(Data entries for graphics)
________________________________________
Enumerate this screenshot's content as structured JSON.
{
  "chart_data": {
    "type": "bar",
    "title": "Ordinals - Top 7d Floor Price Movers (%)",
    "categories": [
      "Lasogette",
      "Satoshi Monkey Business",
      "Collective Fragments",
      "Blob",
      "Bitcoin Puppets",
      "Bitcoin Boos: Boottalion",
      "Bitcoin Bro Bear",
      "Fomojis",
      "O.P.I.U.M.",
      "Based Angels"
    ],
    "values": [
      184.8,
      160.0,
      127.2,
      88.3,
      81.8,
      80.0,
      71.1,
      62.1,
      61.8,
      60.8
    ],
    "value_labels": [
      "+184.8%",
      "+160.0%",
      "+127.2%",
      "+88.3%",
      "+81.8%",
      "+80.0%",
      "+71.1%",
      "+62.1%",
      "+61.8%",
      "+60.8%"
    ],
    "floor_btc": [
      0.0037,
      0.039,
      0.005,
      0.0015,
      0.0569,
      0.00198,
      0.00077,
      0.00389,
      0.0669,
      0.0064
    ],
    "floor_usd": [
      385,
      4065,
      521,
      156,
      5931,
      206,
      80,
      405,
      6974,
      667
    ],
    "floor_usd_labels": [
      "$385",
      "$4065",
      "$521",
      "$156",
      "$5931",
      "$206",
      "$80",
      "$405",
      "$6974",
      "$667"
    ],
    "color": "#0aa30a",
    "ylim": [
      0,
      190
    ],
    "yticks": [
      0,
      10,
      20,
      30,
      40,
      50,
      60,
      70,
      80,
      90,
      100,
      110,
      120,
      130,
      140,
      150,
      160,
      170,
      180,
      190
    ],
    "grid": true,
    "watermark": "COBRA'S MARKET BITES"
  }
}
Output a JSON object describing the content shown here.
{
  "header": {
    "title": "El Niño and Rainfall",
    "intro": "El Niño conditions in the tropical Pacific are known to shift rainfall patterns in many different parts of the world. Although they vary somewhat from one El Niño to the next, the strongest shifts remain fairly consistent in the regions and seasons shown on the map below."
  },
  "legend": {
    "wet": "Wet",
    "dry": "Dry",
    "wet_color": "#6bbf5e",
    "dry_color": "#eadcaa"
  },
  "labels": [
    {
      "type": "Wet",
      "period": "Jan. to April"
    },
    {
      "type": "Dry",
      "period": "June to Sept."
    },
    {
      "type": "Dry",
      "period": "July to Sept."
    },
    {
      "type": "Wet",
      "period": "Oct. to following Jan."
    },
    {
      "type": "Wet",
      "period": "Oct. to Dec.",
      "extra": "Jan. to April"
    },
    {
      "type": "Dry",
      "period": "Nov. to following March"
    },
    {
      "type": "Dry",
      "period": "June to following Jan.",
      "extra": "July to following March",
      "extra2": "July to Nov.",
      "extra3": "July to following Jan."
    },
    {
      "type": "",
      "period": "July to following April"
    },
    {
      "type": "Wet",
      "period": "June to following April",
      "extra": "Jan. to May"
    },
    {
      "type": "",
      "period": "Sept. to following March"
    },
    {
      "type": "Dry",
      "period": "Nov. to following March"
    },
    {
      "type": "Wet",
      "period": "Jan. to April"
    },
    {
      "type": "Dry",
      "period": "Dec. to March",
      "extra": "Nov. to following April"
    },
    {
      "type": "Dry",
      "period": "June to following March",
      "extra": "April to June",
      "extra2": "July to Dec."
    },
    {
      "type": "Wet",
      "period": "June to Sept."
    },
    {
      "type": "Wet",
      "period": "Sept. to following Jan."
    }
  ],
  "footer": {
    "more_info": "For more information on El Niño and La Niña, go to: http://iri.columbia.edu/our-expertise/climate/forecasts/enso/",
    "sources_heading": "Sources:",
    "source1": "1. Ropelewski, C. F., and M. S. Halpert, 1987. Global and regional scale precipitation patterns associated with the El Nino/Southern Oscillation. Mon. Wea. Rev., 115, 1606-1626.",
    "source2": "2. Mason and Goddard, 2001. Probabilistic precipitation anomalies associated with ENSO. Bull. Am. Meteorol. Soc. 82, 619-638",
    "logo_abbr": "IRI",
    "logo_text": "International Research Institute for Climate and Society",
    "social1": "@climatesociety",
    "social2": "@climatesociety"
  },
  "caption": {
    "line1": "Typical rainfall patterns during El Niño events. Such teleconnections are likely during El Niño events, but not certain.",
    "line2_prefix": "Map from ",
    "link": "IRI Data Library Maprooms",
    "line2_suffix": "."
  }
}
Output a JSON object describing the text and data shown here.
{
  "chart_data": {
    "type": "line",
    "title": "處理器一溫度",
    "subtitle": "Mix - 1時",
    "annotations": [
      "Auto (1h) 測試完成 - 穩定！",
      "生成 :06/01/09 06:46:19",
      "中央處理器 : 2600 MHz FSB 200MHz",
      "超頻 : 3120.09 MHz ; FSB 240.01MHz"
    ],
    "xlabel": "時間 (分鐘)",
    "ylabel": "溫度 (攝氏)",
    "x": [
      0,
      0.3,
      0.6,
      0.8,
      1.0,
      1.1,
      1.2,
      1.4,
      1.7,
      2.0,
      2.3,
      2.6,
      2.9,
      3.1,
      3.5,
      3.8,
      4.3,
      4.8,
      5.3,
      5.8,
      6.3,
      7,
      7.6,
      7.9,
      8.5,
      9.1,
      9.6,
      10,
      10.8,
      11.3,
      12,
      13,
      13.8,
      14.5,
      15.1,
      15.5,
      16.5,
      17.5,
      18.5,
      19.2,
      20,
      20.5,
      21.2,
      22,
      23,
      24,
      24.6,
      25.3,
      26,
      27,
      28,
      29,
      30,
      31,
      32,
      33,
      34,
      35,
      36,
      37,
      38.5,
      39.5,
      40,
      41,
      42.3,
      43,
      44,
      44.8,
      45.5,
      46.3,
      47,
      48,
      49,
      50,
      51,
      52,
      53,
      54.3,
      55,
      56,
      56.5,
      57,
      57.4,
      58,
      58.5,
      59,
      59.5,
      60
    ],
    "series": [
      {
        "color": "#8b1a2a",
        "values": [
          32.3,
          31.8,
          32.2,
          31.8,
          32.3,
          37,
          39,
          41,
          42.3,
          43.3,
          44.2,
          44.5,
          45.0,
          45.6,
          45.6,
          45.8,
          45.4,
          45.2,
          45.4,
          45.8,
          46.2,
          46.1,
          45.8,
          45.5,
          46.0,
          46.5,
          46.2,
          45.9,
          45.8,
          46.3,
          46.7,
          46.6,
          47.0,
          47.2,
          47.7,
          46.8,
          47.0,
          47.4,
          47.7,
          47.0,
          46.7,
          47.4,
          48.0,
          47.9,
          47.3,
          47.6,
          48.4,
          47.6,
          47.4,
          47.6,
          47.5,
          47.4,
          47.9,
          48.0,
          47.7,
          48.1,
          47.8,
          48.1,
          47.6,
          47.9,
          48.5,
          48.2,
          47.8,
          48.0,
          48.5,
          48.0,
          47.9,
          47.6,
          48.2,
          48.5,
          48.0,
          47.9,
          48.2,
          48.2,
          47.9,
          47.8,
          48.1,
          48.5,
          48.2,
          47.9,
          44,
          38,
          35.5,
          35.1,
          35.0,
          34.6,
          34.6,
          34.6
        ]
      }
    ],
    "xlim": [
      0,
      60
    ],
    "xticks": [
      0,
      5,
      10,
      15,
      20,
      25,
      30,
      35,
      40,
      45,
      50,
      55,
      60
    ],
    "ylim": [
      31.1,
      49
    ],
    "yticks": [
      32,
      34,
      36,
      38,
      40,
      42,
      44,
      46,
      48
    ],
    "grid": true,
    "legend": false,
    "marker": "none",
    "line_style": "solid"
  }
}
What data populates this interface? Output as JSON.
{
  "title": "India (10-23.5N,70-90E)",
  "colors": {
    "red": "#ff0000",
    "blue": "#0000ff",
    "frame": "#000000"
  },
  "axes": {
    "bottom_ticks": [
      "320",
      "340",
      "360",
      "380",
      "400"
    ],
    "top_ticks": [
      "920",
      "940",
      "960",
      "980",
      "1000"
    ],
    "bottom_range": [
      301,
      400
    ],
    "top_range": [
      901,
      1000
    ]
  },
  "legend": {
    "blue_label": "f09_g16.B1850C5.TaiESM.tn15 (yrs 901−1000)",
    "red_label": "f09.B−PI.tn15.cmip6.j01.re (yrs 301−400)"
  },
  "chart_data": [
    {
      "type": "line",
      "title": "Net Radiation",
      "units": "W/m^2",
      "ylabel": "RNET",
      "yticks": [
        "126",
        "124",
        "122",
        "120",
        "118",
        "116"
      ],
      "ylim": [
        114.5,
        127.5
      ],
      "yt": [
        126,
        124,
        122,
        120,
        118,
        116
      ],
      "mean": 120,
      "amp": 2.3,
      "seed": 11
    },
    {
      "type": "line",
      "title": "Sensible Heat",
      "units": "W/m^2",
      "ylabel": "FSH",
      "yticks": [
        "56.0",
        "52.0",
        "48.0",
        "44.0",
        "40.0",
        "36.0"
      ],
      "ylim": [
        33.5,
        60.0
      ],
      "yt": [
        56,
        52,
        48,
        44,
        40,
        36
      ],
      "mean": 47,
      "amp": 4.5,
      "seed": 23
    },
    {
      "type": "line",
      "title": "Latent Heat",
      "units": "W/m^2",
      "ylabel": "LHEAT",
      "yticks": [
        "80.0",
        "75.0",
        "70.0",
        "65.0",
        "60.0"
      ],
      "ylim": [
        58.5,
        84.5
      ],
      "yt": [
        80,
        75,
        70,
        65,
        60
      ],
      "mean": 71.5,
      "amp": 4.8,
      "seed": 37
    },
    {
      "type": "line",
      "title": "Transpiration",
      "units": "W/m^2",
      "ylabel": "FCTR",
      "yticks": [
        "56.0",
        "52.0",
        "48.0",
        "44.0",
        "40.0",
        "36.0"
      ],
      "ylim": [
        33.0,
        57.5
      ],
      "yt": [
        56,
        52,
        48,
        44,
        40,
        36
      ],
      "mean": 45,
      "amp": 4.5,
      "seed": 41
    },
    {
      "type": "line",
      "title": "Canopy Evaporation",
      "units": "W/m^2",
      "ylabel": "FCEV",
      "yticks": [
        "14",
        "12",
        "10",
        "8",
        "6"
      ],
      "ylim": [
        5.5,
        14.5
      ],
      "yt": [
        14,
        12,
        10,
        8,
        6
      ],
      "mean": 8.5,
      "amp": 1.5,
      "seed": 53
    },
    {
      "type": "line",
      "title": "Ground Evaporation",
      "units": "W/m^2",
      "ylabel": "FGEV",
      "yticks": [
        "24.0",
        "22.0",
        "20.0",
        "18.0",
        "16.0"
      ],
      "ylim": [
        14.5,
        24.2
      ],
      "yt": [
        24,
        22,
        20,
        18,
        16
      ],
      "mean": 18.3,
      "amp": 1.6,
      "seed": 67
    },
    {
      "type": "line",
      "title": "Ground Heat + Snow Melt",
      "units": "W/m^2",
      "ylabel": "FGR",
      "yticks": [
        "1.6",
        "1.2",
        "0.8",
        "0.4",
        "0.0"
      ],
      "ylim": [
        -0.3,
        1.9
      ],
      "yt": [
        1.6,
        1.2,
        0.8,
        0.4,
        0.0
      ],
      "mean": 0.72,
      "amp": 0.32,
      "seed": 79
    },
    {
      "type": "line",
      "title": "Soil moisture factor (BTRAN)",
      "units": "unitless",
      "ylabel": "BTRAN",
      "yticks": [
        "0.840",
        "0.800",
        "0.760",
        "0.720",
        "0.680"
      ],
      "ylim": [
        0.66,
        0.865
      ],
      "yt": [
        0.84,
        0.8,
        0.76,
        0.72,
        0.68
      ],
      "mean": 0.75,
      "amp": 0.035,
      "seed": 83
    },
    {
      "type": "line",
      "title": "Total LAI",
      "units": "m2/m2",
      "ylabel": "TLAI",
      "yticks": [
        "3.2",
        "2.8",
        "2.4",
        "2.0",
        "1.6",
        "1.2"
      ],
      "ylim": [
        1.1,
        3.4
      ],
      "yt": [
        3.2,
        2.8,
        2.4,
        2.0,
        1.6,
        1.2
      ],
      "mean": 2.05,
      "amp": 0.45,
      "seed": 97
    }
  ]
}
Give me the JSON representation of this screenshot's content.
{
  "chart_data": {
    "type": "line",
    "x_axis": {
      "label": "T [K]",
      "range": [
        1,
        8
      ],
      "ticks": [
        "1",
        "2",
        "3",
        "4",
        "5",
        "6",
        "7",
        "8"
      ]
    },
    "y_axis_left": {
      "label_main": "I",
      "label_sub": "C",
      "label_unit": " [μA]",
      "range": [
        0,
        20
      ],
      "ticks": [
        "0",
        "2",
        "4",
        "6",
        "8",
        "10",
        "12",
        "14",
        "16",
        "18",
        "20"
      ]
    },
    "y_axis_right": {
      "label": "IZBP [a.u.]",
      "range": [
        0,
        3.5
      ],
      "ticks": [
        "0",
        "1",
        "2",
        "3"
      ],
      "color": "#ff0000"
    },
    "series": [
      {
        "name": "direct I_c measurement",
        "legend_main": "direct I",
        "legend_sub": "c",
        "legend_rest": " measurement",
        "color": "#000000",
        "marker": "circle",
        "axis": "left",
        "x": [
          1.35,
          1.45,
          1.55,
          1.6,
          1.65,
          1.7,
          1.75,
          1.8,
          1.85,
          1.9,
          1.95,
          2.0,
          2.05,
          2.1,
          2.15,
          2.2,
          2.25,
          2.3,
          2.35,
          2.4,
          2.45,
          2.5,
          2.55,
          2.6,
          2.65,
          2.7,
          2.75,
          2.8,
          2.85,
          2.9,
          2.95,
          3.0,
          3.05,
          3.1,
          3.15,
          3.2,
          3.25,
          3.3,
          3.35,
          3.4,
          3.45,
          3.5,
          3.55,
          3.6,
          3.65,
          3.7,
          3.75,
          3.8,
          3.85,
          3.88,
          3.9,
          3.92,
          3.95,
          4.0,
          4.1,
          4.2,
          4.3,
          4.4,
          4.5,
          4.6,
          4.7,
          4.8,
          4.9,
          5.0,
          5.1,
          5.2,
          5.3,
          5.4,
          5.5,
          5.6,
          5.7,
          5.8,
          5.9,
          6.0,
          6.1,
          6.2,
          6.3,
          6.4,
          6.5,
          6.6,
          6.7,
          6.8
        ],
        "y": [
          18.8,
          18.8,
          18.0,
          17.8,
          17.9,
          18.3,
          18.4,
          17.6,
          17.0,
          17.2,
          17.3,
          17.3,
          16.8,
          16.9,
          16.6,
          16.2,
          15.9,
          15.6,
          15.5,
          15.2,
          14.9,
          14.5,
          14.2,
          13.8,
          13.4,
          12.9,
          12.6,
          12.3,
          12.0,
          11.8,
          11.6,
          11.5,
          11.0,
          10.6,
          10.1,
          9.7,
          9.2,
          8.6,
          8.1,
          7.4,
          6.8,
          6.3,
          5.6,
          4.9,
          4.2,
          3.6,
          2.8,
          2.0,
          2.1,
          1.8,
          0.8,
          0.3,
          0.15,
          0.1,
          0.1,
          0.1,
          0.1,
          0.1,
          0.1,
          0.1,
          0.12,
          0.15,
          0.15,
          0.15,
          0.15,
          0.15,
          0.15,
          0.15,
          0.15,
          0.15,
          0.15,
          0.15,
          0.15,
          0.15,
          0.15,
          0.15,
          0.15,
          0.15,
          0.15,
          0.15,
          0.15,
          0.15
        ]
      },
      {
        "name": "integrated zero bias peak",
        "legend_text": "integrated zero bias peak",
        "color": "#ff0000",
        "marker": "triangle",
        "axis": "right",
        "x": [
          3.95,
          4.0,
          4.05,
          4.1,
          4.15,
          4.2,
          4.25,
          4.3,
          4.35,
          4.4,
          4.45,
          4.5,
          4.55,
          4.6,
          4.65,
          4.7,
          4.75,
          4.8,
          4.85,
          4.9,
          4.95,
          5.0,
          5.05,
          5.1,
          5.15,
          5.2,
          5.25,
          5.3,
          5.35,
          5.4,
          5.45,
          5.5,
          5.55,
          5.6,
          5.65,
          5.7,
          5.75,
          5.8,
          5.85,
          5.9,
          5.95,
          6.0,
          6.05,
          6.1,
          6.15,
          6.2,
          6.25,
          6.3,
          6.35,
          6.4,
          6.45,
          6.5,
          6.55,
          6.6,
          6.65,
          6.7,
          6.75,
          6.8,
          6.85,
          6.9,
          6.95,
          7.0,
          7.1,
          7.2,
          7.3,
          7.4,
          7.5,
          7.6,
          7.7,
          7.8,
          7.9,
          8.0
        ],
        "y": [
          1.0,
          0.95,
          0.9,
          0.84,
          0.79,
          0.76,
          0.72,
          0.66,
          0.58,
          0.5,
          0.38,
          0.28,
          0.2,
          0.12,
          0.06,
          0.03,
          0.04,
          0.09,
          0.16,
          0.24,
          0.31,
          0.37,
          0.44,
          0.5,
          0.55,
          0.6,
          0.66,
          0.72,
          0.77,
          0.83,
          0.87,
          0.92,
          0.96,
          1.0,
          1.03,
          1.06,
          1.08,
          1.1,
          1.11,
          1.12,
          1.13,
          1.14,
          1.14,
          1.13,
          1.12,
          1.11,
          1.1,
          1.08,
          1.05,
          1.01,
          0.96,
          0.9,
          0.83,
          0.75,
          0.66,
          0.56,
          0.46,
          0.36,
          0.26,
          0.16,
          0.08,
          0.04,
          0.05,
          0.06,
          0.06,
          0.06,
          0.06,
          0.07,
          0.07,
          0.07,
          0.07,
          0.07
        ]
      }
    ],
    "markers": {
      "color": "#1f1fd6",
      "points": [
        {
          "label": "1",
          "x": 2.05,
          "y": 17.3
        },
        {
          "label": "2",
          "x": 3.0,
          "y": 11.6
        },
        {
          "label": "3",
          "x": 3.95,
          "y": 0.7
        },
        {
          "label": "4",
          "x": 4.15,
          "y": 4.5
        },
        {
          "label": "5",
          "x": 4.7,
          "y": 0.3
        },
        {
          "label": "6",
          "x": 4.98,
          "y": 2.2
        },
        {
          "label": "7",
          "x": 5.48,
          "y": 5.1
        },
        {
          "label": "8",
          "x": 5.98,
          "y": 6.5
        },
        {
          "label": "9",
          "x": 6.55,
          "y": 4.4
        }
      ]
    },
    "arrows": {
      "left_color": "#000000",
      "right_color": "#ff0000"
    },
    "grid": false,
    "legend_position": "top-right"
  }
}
________________________________________
Read through the entries and copy each line in which "Bitcoin" appears.

_Answer to the problem:_
      "Bitcoin Puppets",
      "Bitcoin Boos: Boottalion",
      "Bitcoin Bro Bear",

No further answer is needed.